* **CHALLENGE**
Copy out every line that contains "right".
_____
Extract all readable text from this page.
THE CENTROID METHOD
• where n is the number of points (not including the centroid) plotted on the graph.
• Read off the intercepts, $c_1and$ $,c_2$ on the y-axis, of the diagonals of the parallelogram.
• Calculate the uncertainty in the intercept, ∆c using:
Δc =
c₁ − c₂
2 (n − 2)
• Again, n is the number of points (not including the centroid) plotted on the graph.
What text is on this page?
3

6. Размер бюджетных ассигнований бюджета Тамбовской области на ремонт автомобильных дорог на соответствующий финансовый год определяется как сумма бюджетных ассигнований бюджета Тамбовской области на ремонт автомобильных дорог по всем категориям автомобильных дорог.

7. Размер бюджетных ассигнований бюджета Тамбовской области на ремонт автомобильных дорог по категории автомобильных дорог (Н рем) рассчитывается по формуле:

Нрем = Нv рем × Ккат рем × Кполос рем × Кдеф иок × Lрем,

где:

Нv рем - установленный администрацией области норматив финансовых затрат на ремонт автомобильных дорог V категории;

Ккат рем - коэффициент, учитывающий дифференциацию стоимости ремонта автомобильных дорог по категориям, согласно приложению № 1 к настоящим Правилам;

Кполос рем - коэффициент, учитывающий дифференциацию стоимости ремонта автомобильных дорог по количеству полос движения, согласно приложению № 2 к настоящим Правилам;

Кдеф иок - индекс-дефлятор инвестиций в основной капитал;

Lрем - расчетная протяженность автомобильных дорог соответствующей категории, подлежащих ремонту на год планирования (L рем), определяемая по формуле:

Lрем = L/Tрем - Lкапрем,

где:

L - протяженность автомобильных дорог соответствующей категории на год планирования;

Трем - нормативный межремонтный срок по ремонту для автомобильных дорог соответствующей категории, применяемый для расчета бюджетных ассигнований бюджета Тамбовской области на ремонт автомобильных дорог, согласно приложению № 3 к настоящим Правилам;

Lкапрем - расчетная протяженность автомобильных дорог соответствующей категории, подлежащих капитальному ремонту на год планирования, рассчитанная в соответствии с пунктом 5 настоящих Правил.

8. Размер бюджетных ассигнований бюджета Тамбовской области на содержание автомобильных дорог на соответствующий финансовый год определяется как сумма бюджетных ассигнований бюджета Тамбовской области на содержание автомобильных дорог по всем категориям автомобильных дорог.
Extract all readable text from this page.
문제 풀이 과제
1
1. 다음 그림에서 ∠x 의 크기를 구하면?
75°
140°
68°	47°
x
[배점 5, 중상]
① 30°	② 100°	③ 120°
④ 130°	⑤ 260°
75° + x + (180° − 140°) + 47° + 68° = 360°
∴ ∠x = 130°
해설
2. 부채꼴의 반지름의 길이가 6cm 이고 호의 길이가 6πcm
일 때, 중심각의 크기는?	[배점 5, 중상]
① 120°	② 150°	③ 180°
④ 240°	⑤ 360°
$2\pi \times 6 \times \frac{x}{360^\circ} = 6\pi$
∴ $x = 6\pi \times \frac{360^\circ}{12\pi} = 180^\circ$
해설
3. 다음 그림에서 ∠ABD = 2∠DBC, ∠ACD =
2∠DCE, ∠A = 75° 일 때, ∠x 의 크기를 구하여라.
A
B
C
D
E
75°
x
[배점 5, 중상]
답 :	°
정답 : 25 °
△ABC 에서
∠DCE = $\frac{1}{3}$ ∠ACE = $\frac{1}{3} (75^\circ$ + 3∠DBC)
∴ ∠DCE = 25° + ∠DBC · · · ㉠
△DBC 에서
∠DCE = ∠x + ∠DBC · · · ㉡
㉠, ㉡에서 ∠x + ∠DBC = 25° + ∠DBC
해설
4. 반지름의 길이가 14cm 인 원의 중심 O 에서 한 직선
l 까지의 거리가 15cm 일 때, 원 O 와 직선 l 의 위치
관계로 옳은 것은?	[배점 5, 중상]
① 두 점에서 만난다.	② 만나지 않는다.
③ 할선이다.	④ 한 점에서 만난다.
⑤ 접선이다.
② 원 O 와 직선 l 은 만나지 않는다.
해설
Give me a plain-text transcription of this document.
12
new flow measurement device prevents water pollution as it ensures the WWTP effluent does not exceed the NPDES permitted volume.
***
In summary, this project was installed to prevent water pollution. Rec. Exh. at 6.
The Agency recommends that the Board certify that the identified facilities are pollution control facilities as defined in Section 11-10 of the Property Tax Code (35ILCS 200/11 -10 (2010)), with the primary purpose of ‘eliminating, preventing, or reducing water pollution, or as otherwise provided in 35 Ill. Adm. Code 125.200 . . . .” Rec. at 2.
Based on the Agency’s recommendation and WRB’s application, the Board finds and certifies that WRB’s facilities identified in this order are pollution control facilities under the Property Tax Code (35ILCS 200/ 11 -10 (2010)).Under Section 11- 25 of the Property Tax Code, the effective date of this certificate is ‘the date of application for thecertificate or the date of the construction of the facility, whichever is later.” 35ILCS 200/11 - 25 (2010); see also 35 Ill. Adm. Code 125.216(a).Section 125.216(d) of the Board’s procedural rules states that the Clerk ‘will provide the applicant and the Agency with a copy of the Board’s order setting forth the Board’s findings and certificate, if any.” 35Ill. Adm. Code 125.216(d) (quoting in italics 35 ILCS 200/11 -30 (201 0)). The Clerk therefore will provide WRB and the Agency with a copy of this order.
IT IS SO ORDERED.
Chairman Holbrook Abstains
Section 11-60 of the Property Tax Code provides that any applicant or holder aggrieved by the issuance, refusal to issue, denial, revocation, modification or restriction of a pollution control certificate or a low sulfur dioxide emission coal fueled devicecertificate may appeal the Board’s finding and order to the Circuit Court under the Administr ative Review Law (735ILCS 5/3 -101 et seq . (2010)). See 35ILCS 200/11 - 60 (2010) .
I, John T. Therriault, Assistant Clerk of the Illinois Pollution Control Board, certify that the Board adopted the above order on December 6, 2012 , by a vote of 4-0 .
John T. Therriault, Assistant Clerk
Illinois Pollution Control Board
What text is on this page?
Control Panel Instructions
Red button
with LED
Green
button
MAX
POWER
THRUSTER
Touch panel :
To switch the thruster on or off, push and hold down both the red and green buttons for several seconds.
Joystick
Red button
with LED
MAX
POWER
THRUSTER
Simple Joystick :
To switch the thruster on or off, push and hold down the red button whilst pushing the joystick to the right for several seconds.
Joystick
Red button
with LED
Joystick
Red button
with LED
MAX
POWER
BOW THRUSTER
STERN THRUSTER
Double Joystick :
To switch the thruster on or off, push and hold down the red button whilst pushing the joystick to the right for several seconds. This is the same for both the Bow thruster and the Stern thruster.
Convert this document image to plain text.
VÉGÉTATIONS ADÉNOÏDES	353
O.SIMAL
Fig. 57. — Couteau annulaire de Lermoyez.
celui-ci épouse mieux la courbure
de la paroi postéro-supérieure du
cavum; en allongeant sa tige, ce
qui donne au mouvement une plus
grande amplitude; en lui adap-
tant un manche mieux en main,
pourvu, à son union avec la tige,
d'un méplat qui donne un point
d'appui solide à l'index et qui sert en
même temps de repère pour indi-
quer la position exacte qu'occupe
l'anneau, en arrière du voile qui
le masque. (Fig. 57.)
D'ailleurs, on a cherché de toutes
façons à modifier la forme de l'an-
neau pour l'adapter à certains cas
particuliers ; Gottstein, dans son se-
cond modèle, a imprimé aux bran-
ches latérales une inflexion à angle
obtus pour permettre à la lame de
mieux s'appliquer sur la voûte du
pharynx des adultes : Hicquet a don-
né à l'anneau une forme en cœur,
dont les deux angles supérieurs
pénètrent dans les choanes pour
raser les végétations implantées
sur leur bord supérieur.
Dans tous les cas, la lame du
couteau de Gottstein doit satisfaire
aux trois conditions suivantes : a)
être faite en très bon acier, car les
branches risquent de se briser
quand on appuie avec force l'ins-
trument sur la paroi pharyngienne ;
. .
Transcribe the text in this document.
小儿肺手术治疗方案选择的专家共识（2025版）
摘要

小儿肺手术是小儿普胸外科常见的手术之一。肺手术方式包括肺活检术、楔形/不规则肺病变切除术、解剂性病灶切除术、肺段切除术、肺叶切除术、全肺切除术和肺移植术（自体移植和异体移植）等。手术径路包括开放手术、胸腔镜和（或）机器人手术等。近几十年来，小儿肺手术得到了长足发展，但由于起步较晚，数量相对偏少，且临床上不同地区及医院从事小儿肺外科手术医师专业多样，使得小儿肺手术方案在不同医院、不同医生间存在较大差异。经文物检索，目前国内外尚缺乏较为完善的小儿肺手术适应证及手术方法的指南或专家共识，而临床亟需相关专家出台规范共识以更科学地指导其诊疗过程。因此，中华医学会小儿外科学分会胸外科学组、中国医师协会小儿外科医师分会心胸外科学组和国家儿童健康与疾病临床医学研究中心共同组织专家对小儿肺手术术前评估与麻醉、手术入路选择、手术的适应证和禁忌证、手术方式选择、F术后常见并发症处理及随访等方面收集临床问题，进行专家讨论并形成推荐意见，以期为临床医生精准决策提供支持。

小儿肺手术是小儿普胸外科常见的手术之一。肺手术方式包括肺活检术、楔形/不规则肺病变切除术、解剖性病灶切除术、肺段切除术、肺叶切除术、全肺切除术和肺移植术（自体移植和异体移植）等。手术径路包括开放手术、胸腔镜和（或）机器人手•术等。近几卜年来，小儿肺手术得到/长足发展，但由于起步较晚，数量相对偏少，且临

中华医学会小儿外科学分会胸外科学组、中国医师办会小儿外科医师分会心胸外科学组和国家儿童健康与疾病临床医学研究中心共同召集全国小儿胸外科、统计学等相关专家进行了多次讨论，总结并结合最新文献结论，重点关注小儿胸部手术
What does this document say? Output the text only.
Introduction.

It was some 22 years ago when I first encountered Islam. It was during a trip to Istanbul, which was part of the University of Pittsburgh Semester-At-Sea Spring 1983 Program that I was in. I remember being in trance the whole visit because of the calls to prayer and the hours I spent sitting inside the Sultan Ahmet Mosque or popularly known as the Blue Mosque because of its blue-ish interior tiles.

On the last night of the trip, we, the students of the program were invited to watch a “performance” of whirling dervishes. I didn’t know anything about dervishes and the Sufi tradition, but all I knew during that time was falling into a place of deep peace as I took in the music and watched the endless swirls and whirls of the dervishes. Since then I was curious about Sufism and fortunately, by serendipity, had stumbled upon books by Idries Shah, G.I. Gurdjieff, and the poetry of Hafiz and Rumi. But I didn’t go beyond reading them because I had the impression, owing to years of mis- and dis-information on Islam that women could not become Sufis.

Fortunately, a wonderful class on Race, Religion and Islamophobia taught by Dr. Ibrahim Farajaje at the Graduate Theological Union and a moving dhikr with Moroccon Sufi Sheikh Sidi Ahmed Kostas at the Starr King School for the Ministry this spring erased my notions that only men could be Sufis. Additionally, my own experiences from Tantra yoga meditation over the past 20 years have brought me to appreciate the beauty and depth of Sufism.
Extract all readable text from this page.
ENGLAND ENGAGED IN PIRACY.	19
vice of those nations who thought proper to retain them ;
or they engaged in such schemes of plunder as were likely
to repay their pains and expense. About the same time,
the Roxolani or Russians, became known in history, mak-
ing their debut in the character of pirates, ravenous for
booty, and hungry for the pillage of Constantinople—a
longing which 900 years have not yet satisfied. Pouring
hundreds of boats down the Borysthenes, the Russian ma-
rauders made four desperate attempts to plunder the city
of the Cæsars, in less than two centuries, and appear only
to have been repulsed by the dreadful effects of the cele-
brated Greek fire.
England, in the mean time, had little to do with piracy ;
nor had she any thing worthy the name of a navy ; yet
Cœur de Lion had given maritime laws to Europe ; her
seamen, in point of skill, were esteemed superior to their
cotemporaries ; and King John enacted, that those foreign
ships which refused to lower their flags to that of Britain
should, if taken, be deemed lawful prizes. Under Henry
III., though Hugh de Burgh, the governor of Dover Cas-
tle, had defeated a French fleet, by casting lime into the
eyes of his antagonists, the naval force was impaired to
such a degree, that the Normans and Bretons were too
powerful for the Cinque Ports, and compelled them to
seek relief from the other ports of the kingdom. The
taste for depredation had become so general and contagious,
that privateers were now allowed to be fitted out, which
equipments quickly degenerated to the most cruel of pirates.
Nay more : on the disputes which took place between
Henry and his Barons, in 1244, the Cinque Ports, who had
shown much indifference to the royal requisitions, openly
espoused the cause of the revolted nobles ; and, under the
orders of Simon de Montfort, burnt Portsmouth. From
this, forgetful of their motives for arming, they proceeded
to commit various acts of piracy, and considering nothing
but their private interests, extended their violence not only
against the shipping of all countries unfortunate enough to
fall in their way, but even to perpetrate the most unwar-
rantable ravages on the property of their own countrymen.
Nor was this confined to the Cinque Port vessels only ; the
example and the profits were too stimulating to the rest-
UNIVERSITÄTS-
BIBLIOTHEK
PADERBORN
_____
* **WRITTEN ANSWER**
To switch the thruster on or off, push and hold down the red button whilst pushing the joystick to the right for several seconds.
To switch the thruster on or off, push and hold down the red button whilst pushing the joystick to the right for several seconds. This is the same for both the Bow thruster and the Stern thruster.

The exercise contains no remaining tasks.